• PROBLEM TO SOLVE:
Go through the entries one line at a time, and gather every line that has the word "whom".
--- BEGIN LISTED RECORDS ---
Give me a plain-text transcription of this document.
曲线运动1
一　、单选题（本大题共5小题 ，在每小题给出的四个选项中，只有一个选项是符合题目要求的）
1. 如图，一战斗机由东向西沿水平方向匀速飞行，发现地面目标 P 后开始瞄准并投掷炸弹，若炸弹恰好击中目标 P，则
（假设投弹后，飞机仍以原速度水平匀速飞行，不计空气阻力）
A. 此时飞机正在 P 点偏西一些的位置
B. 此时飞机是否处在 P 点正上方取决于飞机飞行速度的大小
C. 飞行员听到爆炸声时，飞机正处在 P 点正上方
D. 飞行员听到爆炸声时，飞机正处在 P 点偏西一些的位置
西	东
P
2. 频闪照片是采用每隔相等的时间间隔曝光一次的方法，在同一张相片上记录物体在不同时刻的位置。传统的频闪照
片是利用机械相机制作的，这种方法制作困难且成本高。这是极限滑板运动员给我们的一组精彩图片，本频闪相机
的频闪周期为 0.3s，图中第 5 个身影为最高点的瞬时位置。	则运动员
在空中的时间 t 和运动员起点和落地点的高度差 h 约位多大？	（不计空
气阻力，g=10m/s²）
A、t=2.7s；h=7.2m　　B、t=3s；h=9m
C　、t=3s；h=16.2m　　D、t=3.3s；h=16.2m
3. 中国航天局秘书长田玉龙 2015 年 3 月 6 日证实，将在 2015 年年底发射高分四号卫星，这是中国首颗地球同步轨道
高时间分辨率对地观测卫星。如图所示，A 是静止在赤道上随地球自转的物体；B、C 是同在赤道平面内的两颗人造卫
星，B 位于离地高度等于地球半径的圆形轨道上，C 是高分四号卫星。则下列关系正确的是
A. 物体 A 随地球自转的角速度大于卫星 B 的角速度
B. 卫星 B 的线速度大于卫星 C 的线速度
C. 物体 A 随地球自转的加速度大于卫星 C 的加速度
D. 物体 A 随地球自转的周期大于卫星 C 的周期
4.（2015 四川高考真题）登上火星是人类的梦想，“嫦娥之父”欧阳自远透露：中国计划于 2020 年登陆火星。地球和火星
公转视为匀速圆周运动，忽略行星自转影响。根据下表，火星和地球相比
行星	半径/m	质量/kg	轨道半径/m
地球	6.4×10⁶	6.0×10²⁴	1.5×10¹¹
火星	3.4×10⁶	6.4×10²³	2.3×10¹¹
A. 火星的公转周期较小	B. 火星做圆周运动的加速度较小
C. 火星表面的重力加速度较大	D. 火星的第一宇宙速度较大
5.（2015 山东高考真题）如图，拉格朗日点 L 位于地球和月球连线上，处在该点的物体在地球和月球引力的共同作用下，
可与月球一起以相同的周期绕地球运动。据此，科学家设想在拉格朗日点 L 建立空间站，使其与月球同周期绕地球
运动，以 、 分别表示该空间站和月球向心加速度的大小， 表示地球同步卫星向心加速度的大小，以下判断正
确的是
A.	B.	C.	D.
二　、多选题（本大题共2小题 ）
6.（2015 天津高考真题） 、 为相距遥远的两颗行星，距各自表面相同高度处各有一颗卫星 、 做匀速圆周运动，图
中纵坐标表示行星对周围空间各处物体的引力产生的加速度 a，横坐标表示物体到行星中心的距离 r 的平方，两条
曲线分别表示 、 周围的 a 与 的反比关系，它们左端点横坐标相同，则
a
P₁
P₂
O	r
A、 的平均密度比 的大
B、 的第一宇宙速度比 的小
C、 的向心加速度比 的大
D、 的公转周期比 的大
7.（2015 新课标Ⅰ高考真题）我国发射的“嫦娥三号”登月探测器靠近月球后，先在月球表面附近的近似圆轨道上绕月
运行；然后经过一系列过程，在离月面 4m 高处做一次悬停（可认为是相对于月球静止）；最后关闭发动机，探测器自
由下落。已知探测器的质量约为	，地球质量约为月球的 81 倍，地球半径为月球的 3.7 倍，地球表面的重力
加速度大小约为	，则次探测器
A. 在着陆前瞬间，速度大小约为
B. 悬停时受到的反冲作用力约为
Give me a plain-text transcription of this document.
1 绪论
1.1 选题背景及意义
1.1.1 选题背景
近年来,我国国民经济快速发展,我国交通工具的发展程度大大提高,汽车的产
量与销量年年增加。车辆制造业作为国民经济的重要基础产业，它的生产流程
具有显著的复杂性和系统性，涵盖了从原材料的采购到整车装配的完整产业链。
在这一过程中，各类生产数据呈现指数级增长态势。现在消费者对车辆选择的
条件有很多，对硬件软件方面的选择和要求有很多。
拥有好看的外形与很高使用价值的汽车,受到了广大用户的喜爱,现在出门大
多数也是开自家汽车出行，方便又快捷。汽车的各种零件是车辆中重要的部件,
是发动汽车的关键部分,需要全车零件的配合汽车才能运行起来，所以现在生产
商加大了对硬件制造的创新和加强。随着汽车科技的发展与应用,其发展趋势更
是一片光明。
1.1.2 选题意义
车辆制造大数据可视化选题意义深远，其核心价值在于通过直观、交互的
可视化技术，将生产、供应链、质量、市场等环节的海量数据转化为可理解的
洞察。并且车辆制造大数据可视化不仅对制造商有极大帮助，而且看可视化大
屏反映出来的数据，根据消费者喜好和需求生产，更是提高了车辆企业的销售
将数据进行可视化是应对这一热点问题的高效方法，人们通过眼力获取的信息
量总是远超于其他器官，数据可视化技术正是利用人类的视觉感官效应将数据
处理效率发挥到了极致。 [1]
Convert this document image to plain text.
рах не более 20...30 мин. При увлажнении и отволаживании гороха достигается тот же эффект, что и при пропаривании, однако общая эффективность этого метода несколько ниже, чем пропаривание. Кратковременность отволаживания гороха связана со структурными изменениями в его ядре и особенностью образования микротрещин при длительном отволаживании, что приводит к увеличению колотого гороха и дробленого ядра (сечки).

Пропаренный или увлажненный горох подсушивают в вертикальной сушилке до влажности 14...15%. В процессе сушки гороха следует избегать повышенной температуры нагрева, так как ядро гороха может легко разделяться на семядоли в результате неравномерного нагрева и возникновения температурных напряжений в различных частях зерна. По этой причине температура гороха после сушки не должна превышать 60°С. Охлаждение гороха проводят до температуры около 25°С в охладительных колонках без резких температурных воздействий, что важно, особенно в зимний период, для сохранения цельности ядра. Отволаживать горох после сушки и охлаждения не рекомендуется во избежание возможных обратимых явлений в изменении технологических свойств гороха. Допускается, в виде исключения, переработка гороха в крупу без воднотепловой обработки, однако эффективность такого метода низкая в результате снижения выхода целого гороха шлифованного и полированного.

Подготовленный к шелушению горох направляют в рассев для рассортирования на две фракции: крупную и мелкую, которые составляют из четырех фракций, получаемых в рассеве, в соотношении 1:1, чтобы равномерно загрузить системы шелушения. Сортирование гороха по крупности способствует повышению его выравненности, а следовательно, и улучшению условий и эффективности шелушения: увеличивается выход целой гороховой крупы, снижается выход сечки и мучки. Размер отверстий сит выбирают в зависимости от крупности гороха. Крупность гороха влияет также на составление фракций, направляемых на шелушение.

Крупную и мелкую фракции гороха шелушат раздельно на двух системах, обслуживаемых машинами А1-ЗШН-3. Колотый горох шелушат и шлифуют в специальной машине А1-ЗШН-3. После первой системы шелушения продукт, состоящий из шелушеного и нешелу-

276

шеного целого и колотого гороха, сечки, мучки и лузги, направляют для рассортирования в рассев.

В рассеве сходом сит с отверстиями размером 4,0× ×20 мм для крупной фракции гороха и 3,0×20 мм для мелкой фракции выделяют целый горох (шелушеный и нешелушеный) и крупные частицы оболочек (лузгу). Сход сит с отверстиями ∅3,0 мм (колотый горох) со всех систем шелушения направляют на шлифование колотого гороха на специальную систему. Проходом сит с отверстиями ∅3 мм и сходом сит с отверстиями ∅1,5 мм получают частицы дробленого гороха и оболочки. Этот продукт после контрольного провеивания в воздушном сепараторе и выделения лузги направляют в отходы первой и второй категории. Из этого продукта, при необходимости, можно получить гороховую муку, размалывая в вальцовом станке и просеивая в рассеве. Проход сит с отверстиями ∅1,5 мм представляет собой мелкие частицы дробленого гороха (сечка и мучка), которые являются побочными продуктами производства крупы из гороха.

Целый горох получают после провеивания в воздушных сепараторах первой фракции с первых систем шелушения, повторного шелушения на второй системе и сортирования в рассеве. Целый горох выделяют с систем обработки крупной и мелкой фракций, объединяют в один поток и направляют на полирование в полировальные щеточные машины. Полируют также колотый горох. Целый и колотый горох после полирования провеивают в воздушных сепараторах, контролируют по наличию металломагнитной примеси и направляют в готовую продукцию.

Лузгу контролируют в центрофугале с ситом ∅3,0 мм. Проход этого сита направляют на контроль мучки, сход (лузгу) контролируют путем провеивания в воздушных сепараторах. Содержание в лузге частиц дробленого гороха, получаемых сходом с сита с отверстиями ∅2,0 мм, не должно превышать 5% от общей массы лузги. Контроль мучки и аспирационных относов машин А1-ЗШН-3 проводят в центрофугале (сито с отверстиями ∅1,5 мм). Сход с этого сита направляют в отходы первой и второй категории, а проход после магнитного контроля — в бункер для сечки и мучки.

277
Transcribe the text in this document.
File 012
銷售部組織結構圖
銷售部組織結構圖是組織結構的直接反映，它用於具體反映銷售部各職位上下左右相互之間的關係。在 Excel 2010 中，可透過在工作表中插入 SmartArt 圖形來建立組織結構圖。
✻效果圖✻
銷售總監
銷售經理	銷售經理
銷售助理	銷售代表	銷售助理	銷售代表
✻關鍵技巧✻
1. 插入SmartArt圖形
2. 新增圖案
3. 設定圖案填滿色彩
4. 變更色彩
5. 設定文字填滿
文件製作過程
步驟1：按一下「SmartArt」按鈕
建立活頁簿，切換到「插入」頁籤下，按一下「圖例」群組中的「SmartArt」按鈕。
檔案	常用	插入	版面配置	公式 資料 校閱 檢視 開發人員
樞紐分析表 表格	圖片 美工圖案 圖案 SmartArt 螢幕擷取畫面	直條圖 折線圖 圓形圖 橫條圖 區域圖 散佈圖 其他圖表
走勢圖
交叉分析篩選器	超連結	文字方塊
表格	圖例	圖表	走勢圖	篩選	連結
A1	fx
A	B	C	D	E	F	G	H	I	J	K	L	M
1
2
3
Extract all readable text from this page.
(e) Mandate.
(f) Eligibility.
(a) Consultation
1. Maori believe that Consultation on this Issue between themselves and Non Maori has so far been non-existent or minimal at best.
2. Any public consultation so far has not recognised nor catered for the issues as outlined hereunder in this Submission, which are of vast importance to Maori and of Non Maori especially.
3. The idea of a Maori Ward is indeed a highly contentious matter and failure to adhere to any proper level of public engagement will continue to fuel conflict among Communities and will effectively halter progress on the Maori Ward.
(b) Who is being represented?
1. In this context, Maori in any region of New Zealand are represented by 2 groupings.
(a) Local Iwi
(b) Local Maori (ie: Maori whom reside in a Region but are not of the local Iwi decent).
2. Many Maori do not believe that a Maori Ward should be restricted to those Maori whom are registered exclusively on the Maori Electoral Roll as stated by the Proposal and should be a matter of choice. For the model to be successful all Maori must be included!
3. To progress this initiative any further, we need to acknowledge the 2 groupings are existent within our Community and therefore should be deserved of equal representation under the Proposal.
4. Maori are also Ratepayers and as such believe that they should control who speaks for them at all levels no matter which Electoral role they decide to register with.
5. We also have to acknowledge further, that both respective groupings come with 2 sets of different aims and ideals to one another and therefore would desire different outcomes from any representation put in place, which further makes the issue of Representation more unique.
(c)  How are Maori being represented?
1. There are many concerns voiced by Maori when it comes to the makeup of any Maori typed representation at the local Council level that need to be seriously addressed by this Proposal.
--- END LISTED RECORDS ---
• ANSWER TO THIS EXERCISE:
(b) Local Maori (ie: Maori whom reside in a Region but are not of the local Iwi decent).
2. Many Maori do not believe that a Maori Ward should be restricted to those Maori whom are registered exclusively on the Maori Electoral Roll as stated by the Proposal and should be a matter of choice. For the model to be successful all Maori must be included!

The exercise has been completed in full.